## [SHORT PROBLEM]
Leave out the pictures and repeat every record exactly.

## [PROVIDED INFORMATION]
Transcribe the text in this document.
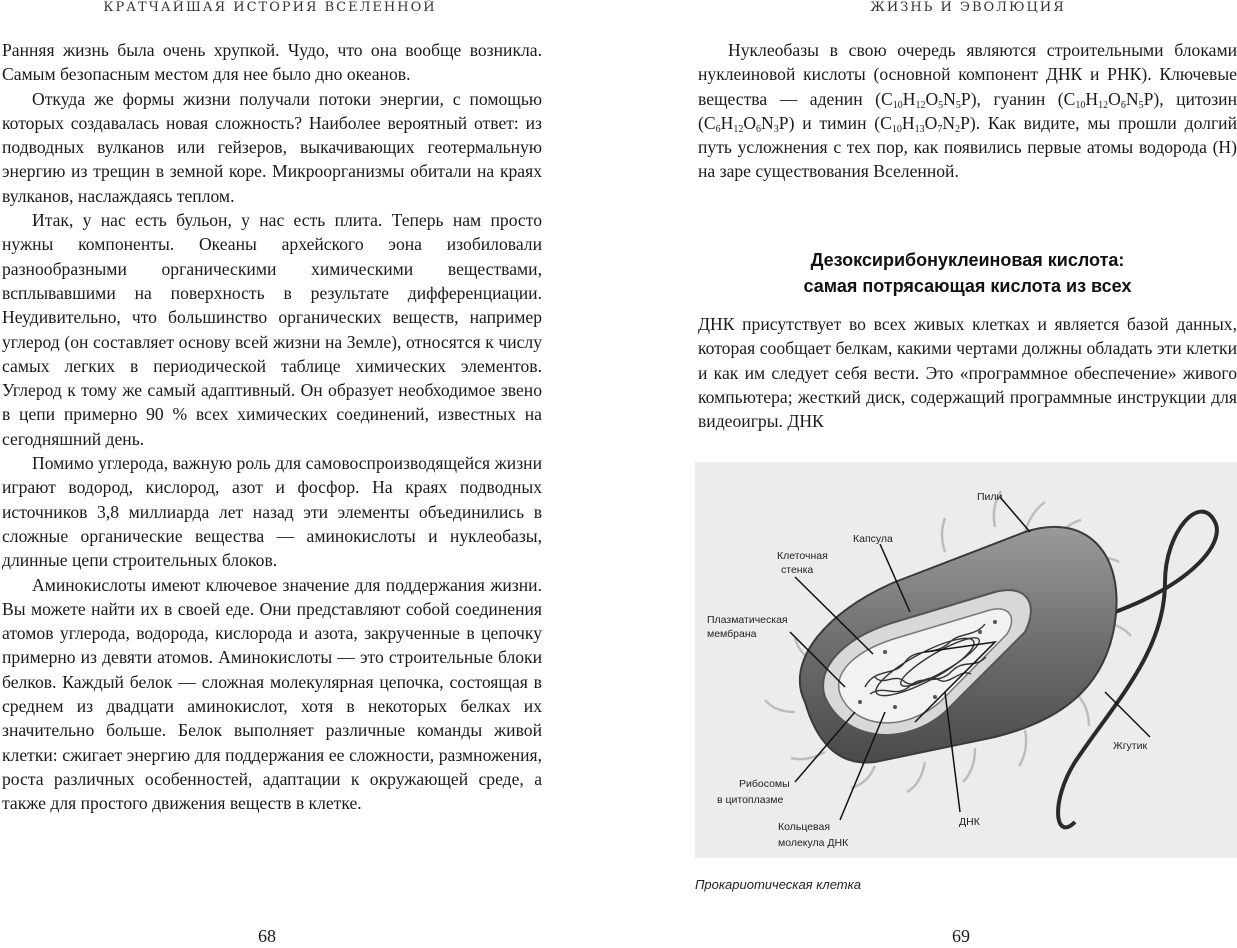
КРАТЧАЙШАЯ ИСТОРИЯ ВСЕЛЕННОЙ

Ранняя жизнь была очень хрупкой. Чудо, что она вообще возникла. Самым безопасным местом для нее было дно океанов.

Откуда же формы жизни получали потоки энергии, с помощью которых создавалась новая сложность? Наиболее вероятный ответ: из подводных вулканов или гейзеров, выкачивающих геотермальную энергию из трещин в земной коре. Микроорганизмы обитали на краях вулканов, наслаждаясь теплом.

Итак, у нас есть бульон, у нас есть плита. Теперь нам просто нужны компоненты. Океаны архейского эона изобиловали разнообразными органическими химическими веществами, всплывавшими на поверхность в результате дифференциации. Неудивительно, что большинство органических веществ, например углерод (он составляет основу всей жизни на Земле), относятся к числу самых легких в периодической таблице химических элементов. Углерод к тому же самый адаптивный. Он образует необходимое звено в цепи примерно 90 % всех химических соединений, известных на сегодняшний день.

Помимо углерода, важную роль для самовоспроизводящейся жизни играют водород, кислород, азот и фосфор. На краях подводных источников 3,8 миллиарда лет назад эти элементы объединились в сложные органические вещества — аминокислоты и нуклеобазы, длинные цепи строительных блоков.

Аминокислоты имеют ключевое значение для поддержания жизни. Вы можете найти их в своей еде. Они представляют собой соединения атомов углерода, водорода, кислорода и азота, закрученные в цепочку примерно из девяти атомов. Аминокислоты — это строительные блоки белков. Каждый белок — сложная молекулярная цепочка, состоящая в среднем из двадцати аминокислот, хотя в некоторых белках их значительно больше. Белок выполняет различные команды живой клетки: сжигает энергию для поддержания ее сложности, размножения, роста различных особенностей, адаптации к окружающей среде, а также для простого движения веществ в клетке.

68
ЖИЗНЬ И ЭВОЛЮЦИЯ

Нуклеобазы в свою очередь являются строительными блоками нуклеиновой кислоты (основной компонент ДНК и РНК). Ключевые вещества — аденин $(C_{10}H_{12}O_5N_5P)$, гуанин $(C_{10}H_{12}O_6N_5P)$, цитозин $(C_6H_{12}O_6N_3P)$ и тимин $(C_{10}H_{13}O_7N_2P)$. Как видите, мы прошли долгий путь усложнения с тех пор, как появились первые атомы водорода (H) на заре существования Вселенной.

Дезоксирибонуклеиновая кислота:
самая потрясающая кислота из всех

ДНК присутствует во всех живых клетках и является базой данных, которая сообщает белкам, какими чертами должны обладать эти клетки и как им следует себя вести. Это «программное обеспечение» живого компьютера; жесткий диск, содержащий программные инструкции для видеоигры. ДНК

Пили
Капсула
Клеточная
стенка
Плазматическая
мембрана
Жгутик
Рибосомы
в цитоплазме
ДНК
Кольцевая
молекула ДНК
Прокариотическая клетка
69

## [SOLUTION]
Transcribe the text in this document.
КРАТЧАЙШАЯ ИСТОРИЯ ВСЕЛЕННОЙ

Ранняя жизнь была очень хрупкой. Чудо, что она вообще возникла. Самым безопасным местом для нее было дно океанов.

Откуда же формы жизни получали потоки энергии, с помощью которых создавалась новая сложность? Наиболее вероятный ответ: из подводных вулканов или гейзеров, выкачивающих геотермальную энергию из трещин в земной коре. Микроорганизмы обитали на краях вулканов, наслаждаясь теплом.

Итак, у нас есть бульон, у нас есть плита. Теперь нам просто нужны компоненты. Океаны архейского эона изобиловали разнообразными органическими химическими веществами, всплывавшими на поверхность в результате дифференциации. Неудивительно, что большинство органических веществ, например углерод (он составляет основу всей жизни на Земле), относятся к числу самых легких в периодической таблице химических элементов. Углерод к тому же самый адаптивный. Он образует необходимое звено в цепи примерно 90 % всех химических соединений, известных на сегодняшний день.

Помимо углерода, важную роль для самовоспроизводящейся жизни играют водород, кислород, азот и фосфор. На краях подводных источников 3,8 миллиарда лет назад эти элементы объединились в сложные органические вещества — аминокислоты и нуклеобазы, длинные цепи строительных блоков.

Аминокислоты имеют ключевое значение для поддержания жизни. Вы можете найти их в своей еде. Они представляют собой соединения атомов углерода, водорода, кислорода и азота, закрученные в цепочку примерно из девяти атомов. Аминокислоты — это строительные блоки белков. Каждый белок — сложная молекулярная цепочка, состоящая в среднем из двадцати аминокислот, хотя в некоторых белках их значительно больше. Белок выполняет различные команды живой клетки: сжигает энергию для поддержания ее сложности, размножения, роста различных особенностей, адаптации к окружающей среде, а также для простого движения веществ в клетке.

68
ЖИЗНЬ И ЭВОЛЮЦИЯ

Нуклеобазы в свою очередь являются строительными блоками нуклеиновой кислоты (основной компонент ДНК и РНК). Ключевые вещества — аденин $(C_{10}H_{12}O_5N_5P)$, гуанин $(C_{10}H_{12}O_6N_5P)$, цитозин $(C_6H_{12}O_6N_3P)$ и тимин $(C_{10}H_{13}O_7N_2P)$. Как видите, мы прошли долгий путь усложнения с тех пор, как появились первые атомы водорода (H) на заре существования Вселенной.

Дезоксирибонуклеиновая кислота:
самая потрясающая кислота из всех

ДНК присутствует во всех живых клетках и является базой данных, которая сообщает белкам, какими чертами должны обладать эти клетки и как им следует себя вести. Это «программное обеспечение» живого компьютера; жесткий диск, содержащий программные инструкции для видеоигры. ДНК

Пили
Капсула
Клеточная
стенка
Плазматическая
мембрана
Жгутик
Рибосомы
в цитоплазме
ДНК
Кольцевая
молекула ДНК
Прокариотическая клетка
69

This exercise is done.